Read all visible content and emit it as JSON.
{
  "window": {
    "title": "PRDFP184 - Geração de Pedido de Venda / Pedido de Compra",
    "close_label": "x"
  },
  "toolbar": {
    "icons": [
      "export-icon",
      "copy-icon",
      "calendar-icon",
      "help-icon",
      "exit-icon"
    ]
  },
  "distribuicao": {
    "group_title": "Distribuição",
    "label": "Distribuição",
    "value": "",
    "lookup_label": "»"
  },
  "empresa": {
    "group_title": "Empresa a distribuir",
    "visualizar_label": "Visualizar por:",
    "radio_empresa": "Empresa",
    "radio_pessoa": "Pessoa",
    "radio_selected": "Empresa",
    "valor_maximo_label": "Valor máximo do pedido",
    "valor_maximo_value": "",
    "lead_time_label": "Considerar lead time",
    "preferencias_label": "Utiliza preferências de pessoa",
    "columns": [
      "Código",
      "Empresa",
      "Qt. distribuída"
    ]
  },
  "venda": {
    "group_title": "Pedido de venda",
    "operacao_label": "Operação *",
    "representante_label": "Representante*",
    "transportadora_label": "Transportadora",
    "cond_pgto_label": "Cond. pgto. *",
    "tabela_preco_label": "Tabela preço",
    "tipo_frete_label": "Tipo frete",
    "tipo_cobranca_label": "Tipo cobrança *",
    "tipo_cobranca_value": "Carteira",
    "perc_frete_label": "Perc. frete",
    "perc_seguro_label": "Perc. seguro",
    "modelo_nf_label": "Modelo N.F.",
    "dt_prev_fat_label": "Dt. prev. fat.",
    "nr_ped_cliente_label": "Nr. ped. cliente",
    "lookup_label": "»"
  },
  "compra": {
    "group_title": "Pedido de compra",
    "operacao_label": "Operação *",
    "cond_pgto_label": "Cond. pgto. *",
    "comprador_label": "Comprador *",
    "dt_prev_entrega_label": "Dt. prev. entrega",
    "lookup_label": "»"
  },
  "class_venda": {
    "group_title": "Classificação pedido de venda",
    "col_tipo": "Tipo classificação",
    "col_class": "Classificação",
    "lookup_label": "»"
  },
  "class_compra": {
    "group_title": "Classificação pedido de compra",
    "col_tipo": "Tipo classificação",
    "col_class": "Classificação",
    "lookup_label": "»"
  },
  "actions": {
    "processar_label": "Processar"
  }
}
============================================================
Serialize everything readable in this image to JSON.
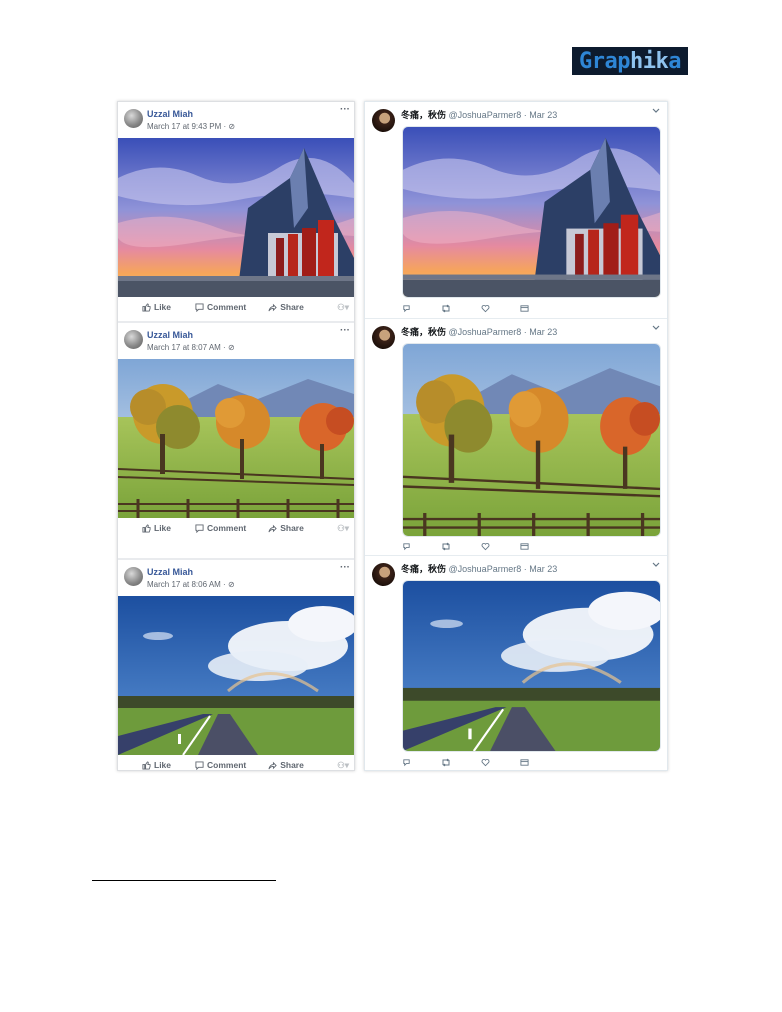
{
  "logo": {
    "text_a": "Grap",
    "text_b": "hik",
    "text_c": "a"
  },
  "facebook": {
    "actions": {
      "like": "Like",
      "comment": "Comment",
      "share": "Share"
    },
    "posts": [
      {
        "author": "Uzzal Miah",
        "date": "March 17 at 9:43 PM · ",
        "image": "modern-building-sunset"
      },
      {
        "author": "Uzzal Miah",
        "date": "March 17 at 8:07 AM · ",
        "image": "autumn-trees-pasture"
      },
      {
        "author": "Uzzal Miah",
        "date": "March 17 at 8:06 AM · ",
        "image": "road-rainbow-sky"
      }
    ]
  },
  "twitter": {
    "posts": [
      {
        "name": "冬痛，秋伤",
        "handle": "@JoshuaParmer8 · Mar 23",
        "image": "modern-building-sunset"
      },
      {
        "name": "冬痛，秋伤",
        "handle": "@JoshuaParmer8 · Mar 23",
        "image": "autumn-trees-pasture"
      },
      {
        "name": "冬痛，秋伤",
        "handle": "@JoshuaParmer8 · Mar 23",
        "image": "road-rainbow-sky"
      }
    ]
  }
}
============================================================
## Instruction
The string "March" may appear in lines of the listing above; tally those lines and give the number only.

## Written solution
3